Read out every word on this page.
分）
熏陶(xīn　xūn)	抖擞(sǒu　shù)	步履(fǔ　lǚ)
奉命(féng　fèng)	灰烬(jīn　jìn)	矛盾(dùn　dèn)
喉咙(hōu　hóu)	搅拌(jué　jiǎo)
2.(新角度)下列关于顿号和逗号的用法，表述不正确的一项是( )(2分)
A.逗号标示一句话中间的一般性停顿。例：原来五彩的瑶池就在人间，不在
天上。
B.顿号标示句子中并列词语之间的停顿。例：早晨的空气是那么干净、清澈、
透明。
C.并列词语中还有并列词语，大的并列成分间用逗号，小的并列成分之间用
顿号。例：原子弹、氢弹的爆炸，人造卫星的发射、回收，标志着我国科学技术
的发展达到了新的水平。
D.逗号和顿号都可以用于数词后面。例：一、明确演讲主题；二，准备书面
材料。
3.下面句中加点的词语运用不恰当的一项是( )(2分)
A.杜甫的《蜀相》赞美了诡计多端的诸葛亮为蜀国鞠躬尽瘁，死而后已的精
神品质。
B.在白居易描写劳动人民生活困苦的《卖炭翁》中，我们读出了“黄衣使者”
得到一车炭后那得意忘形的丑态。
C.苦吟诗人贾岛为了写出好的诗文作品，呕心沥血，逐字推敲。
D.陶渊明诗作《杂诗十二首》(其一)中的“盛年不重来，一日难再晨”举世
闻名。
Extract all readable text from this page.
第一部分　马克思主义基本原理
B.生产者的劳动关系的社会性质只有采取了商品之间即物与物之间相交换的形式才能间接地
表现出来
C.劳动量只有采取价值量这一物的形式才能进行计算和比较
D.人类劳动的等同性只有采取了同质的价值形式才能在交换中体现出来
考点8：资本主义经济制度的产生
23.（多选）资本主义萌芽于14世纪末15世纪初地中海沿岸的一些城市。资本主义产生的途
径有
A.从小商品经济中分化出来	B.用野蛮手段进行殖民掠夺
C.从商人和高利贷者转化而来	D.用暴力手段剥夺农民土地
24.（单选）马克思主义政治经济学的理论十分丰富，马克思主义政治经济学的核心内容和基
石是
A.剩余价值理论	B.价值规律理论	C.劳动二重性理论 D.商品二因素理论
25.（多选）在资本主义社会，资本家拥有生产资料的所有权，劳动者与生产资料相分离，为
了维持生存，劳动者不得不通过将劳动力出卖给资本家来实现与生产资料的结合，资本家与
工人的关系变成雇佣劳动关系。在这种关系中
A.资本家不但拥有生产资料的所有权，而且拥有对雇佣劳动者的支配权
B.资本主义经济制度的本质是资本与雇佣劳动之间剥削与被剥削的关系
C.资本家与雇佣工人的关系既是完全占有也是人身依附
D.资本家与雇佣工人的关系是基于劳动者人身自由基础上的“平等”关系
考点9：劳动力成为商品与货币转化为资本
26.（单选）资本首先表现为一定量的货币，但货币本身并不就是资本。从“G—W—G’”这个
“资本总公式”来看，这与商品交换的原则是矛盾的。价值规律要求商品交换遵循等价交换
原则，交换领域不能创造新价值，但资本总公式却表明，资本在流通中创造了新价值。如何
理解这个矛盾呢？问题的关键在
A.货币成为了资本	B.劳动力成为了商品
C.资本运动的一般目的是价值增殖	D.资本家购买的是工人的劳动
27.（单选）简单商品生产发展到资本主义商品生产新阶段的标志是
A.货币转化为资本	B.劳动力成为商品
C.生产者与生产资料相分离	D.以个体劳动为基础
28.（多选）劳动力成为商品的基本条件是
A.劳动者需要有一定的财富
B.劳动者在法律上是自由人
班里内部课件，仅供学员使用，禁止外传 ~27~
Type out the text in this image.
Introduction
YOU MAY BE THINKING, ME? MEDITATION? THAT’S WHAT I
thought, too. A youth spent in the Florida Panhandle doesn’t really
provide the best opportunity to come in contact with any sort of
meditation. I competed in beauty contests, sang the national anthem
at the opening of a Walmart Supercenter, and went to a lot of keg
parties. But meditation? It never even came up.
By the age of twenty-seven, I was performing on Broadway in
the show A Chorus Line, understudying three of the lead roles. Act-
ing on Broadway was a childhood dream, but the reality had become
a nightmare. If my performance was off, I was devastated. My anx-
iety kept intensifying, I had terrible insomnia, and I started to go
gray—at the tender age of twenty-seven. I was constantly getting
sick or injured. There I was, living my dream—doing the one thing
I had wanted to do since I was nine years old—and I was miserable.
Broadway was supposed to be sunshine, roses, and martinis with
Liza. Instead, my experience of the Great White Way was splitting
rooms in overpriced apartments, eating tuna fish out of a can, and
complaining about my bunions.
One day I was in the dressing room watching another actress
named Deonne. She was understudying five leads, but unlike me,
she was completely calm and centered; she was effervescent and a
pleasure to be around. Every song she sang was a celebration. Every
--------------------
## PROBLEM TO WORK ON
Transcribe the material exactly as it reads.

## EXERCISE ANSWER
Read out every word on this page.
分）
熏陶(xīn　xūn)	抖擞(sǒu　shù)	步履(fǔ　lǚ)
奉命(féng　fèng)	灰烬(jīn　jìn)	矛盾(dùn　dèn)
喉咙(hōu　hóu)	搅拌(jué　jiǎo)
2.(新角度)下列关于顿号和逗号的用法，表述不正确的一项是( )(2分)
A.逗号标示一句话中间的一般性停顿。例：原来五彩的瑶池就在人间，不在
天上。
B.顿号标示句子中并列词语之间的停顿。例：早晨的空气是那么干净、清澈、
透明。
C.并列词语中还有并列词语，大的并列成分间用逗号，小的并列成分之间用
顿号。例：原子弹、氢弹的爆炸，人造卫星的发射、回收，标志着我国科学技术
的发展达到了新的水平。
D.逗号和顿号都可以用于数词后面。例：一、明确演讲主题；二，准备书面
材料。
3.下面句中加点的词语运用不恰当的一项是( )(2分)
A.杜甫的《蜀相》赞美了诡计多端的诸葛亮为蜀国鞠躬尽瘁，死而后已的精
神品质。
B.在白居易描写劳动人民生活困苦的《卖炭翁》中，我们读出了“黄衣使者”
得到一车炭后那得意忘形的丑态。
C.苦吟诗人贾岛为了写出好的诗文作品，呕心沥血，逐字推敲。
D.陶渊明诗作《杂诗十二首》(其一)中的“盛年不重来，一日难再晨”举世
闻名。
Extract all readable text from this page.
第一部分　马克思主义基本原理
B.生产者的劳动关系的社会性质只有采取了商品之间即物与物之间相交换的形式才能间接地
表现出来
C.劳动量只有采取价值量这一物的形式才能进行计算和比较
D.人类劳动的等同性只有采取了同质的价值形式才能在交换中体现出来
考点8：资本主义经济制度的产生
23.（多选）资本主义萌芽于14世纪末15世纪初地中海沿岸的一些城市。资本主义产生的途
径有
A.从小商品经济中分化出来	B.用野蛮手段进行殖民掠夺
C.从商人和高利贷者转化而来	D.用暴力手段剥夺农民土地
24.（单选）马克思主义政治经济学的理论十分丰富，马克思主义政治经济学的核心内容和基
石是
A.剩余价值理论	B.价值规律理论	C.劳动二重性理论 D.商品二因素理论
25.（多选）在资本主义社会，资本家拥有生产资料的所有权，劳动者与生产资料相分离，为
了维持生存，劳动者不得不通过将劳动力出卖给资本家来实现与生产资料的结合，资本家与
工人的关系变成雇佣劳动关系。在这种关系中
A.资本家不但拥有生产资料的所有权，而且拥有对雇佣劳动者的支配权
B.资本主义经济制度的本质是资本与雇佣劳动之间剥削与被剥削的关系
C.资本家与雇佣工人的关系既是完全占有也是人身依附
D.资本家与雇佣工人的关系是基于劳动者人身自由基础上的“平等”关系
考点9：劳动力成为商品与货币转化为资本
26.（单选）资本首先表现为一定量的货币，但货币本身并不就是资本。从“G—W—G’”这个
“资本总公式”来看，这与商品交换的原则是矛盾的。价值规律要求商品交换遵循等价交换
原则，交换领域不能创造新价值，但资本总公式却表明，资本在流通中创造了新价值。如何
理解这个矛盾呢？问题的关键在
A.货币成为了资本	B.劳动力成为了商品
C.资本运动的一般目的是价值增殖	D.资本家购买的是工人的劳动
27.（单选）简单商品生产发展到资本主义商品生产新阶段的标志是
A.货币转化为资本	B.劳动力成为商品
C.生产者与生产资料相分离	D.以个体劳动为基础
28.（多选）劳动力成为商品的基本条件是
A.劳动者需要有一定的财富
B.劳动者在法律上是自由人
班里内部课件，仅供学员使用，禁止外传 ~27~
Type out the text in this image.
Introduction
YOU MAY BE THINKING, ME? MEDITATION? THAT’S WHAT I
thought, too. A youth spent in the Florida Panhandle doesn’t really
provide the best opportunity to come in contact with any sort of
meditation. I competed in beauty contests, sang the national anthem
at the opening of a Walmart Supercenter, and went to a lot of keg
parties. But meditation? It never even came up.
By the age of twenty-seven, I was performing on Broadway in
the show A Chorus Line, understudying three of the lead roles. Act-
ing on Broadway was a childhood dream, but the reality had become
a nightmare. If my performance was off, I was devastated. My anx-
iety kept intensifying, I had terrible insomnia, and I started to go
gray—at the tender age of twenty-seven. I was constantly getting
sick or injured. There I was, living my dream—doing the one thing
I had wanted to do since I was nine years old—and I was miserable.
Broadway was supposed to be sunshine, roses, and martinis with
Liza. Instead, my experience of the Great White Way was splitting
rooms in overpriced apartments, eating tuna fish out of a can, and
complaining about my bunions.
One day I was in the dressing room watching another actress
named Deonne. She was understudying five leads, but unlike me,
she was completely calm and centered; she was effervescent and a
pleasure to be around. Every song she sang was a celebration. Every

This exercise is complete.